(TASK TO COMPLETE):
Count the lines of the data below that contain the string "legend", matching case exactly. Give only the number.

>> START DATASET ROWS

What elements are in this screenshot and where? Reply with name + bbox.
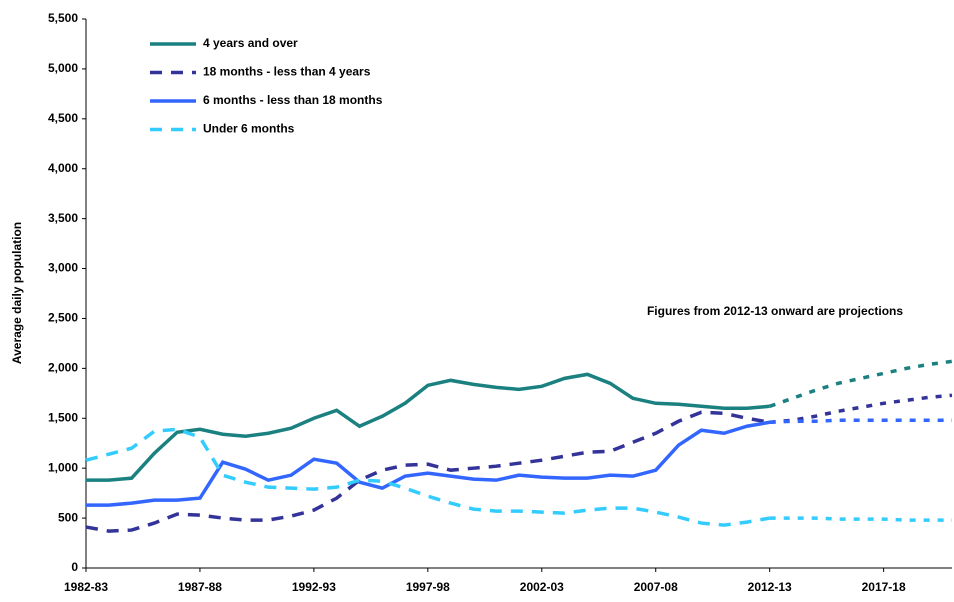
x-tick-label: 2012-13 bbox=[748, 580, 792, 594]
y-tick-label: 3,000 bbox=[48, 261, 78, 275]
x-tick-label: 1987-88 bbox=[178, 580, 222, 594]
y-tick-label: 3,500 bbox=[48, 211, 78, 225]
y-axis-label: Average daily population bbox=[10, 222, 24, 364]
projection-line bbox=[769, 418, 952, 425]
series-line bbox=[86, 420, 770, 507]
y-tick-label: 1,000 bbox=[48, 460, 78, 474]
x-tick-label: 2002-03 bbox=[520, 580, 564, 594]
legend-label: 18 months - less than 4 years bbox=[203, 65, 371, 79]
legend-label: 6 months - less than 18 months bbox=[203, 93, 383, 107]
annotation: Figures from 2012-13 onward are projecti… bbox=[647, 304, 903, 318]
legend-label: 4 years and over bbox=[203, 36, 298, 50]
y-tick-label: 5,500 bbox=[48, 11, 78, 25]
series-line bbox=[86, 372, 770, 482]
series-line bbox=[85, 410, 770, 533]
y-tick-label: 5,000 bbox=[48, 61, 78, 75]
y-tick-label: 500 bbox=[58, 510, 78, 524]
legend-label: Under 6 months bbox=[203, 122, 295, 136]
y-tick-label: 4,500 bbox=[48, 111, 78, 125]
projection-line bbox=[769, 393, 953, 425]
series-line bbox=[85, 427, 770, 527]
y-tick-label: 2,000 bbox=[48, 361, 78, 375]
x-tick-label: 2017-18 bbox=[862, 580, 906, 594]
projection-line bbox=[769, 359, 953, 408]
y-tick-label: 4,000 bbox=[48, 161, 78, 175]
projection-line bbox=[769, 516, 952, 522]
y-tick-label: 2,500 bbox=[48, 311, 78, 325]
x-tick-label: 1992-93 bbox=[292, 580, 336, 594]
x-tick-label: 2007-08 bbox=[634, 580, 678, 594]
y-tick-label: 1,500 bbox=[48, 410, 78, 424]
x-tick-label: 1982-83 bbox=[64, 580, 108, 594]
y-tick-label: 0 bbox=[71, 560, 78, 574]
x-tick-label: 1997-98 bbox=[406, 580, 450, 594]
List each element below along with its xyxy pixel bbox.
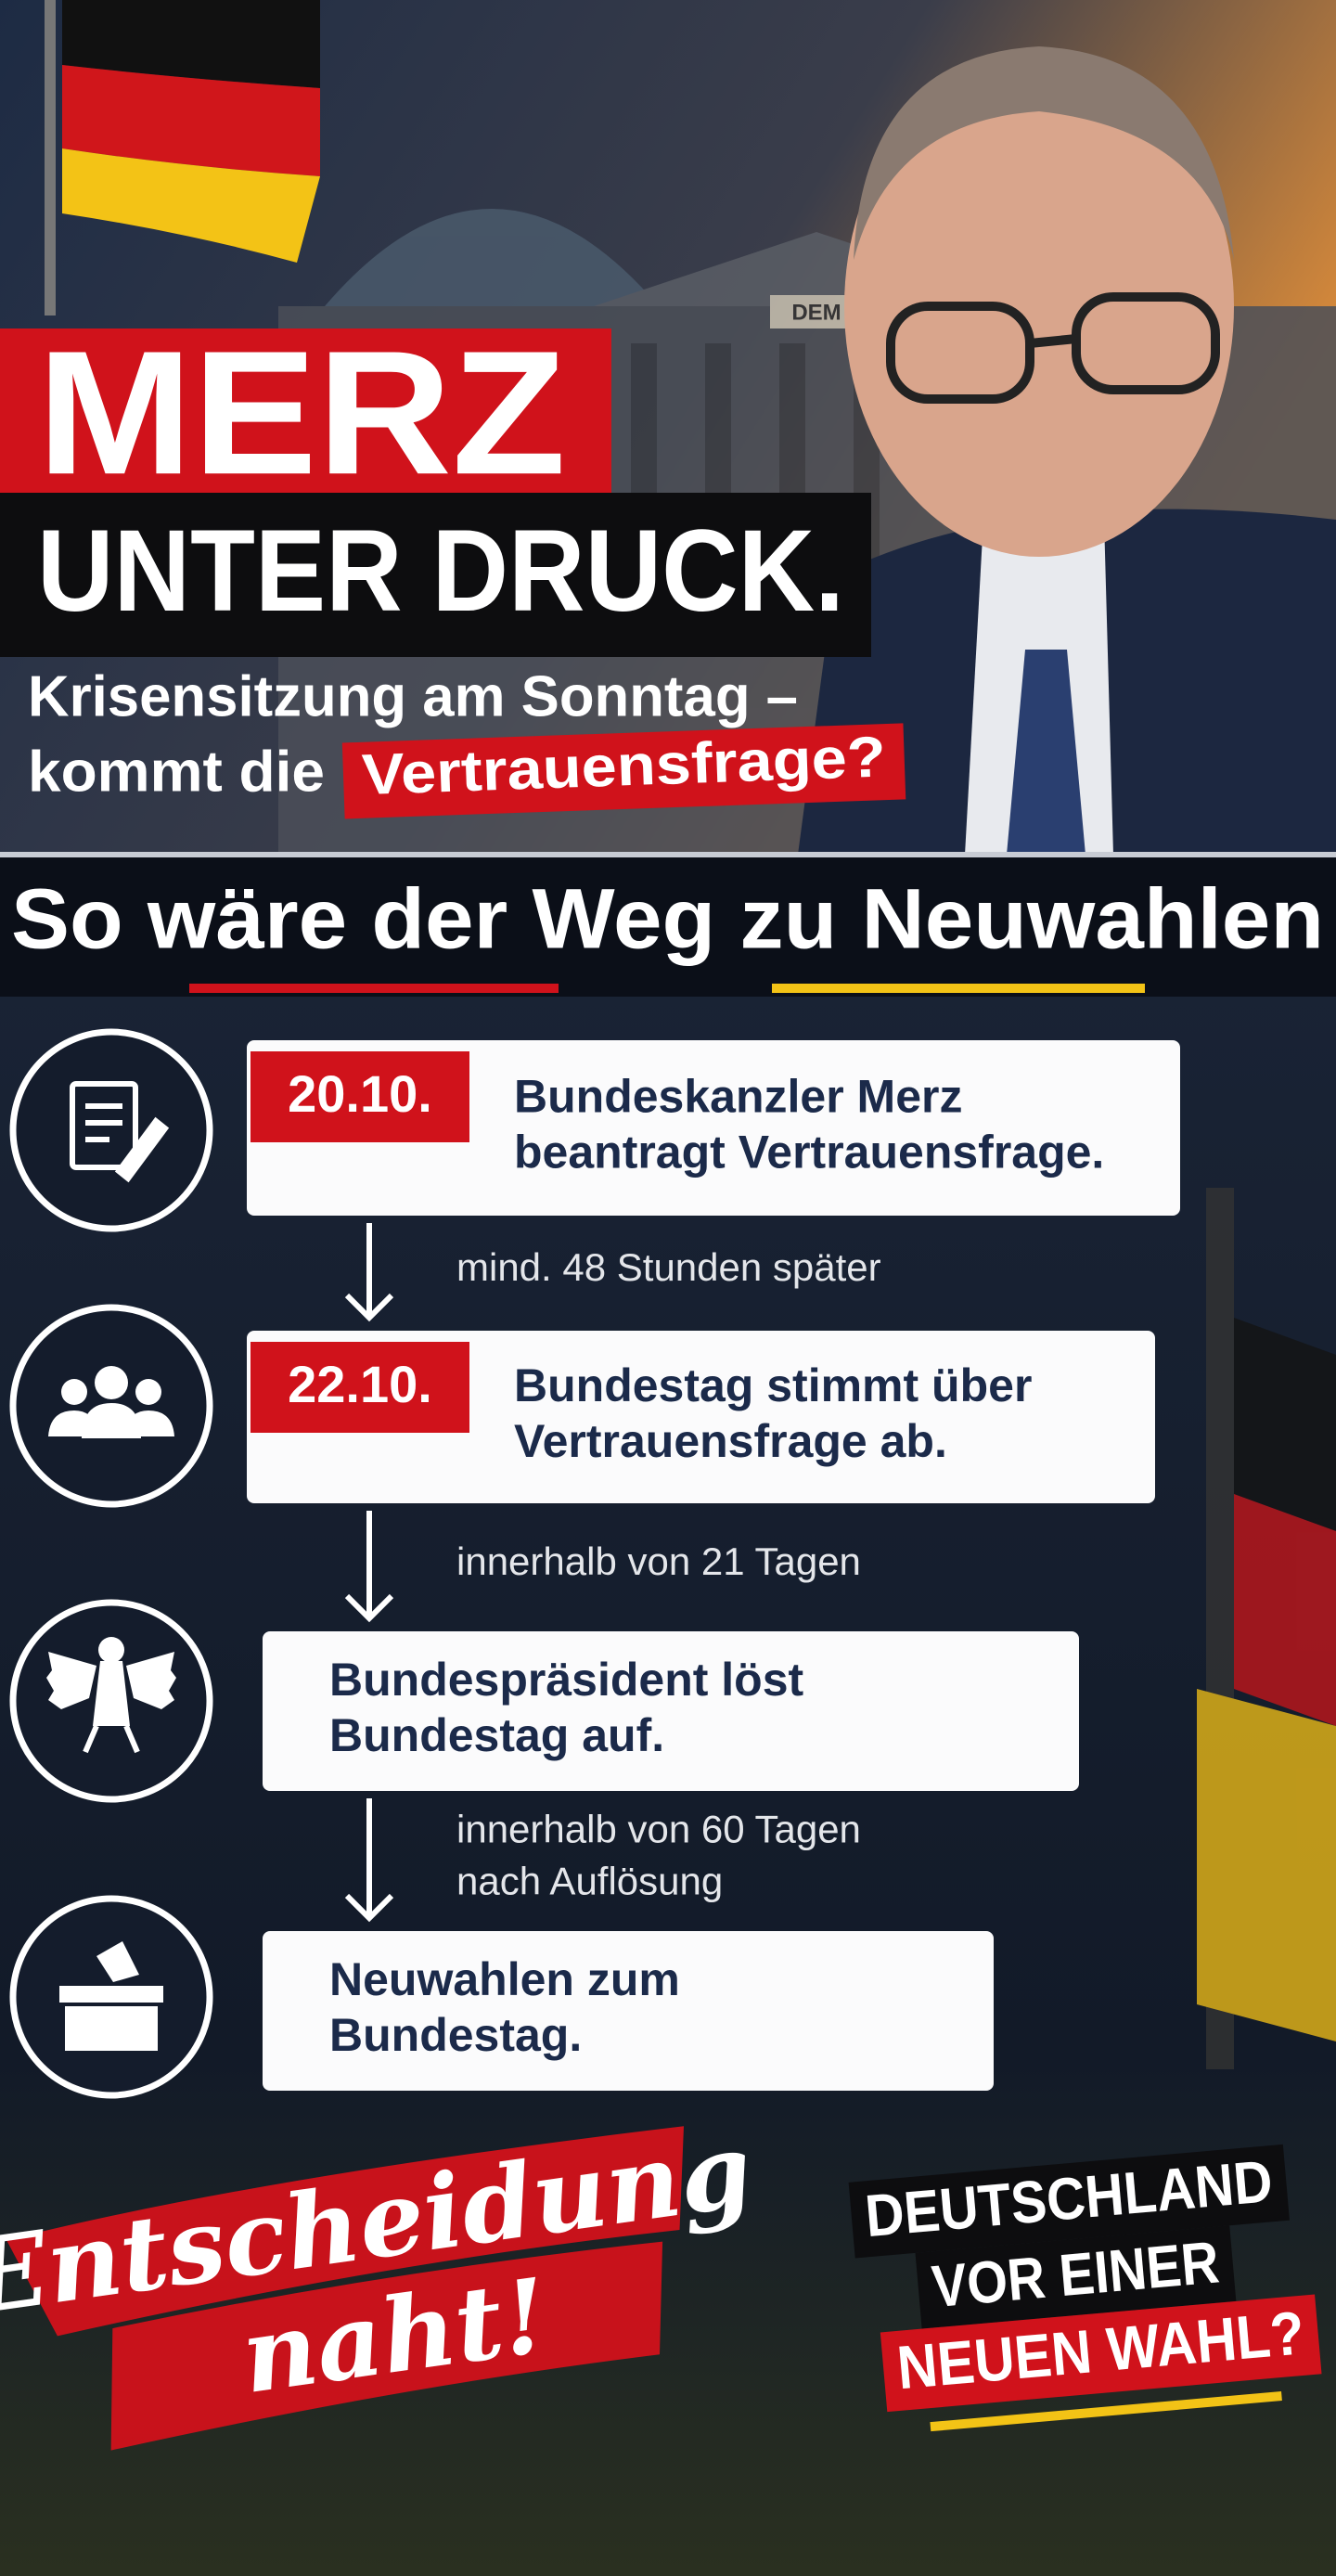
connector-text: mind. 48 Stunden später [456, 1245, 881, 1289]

>> END DATASET ROWS

(THE SOLUTION):
4